■ **Exercise brief**: Word for word, retype every entry in the listing.

....

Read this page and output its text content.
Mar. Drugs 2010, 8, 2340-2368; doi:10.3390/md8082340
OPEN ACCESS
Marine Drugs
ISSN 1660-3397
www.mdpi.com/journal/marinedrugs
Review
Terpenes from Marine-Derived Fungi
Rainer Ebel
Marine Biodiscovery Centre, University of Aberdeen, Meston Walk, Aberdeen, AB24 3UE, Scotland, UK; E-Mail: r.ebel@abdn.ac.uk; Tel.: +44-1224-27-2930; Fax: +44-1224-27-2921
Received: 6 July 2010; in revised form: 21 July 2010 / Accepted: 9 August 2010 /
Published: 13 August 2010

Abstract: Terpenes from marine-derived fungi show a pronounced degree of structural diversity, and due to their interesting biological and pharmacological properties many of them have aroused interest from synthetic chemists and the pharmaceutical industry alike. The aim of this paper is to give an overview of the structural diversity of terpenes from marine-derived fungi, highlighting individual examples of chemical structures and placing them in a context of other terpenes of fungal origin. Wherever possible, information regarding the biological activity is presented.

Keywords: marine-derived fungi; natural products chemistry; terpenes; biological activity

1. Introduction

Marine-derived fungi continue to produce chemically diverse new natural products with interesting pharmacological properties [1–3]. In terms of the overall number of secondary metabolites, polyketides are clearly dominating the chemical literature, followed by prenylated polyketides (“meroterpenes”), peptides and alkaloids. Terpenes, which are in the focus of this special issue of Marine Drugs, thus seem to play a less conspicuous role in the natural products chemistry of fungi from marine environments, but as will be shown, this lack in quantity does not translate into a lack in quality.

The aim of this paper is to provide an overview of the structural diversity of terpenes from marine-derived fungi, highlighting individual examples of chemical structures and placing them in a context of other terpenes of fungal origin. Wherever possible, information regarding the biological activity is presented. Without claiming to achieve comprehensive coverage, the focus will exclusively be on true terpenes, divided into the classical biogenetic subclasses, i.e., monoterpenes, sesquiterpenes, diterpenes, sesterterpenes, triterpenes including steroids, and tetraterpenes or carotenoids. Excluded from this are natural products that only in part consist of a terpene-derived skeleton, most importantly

....

■ **Response**:
Read this page and output its text content.
Mar. Drugs 2010, 8, 2340-2368; doi:10.3390/md8082340
OPEN ACCESS
Marine Drugs
ISSN 1660-3397
www.mdpi.com/journal/marinedrugs
Review
Terpenes from Marine-Derived Fungi
Rainer Ebel
Marine Biodiscovery Centre, University of Aberdeen, Meston Walk, Aberdeen, AB24 3UE, Scotland, UK; E-Mail: r.ebel@abdn.ac.uk; Tel.: +44-1224-27-2930; Fax: +44-1224-27-2921
Received: 6 July 2010; in revised form: 21 July 2010 / Accepted: 9 August 2010 /
Published: 13 August 2010

Abstract: Terpenes from marine-derived fungi show a pronounced degree of structural diversity, and due to their interesting biological and pharmacological properties many of them have aroused interest from synthetic chemists and the pharmaceutical industry alike. The aim of this paper is to give an overview of the structural diversity of terpenes from marine-derived fungi, highlighting individual examples of chemical structures and placing them in a context of other terpenes of fungal origin. Wherever possible, information regarding the biological activity is presented.

Keywords: marine-derived fungi; natural products chemistry; terpenes; biological activity

1. Introduction

Marine-derived fungi continue to produce chemically diverse new natural products with interesting pharmacological properties [1–3]. In terms of the overall number of secondary metabolites, polyketides are clearly dominating the chemical literature, followed by prenylated polyketides (“meroterpenes”), peptides and alkaloids. Terpenes, which are in the focus of this special issue of Marine Drugs, thus seem to play a less conspicuous role in the natural products chemistry of fungi from marine environments, but as will be shown, this lack in quantity does not translate into a lack in quality.

The aim of this paper is to provide an overview of the structural diversity of terpenes from marine-derived fungi, highlighting individual examples of chemical structures and placing them in a context of other terpenes of fungal origin. Wherever possible, information regarding the biological activity is presented. Without claiming to achieve comprehensive coverage, the focus will exclusively be on true terpenes, divided into the classical biogenetic subclasses, i.e., monoterpenes, sesquiterpenes, diterpenes, sesterterpenes, triterpenes including steroids, and tetraterpenes or carotenoids. Excluded from this are natural products that only in part consist of a terpene-derived skeleton, most importantly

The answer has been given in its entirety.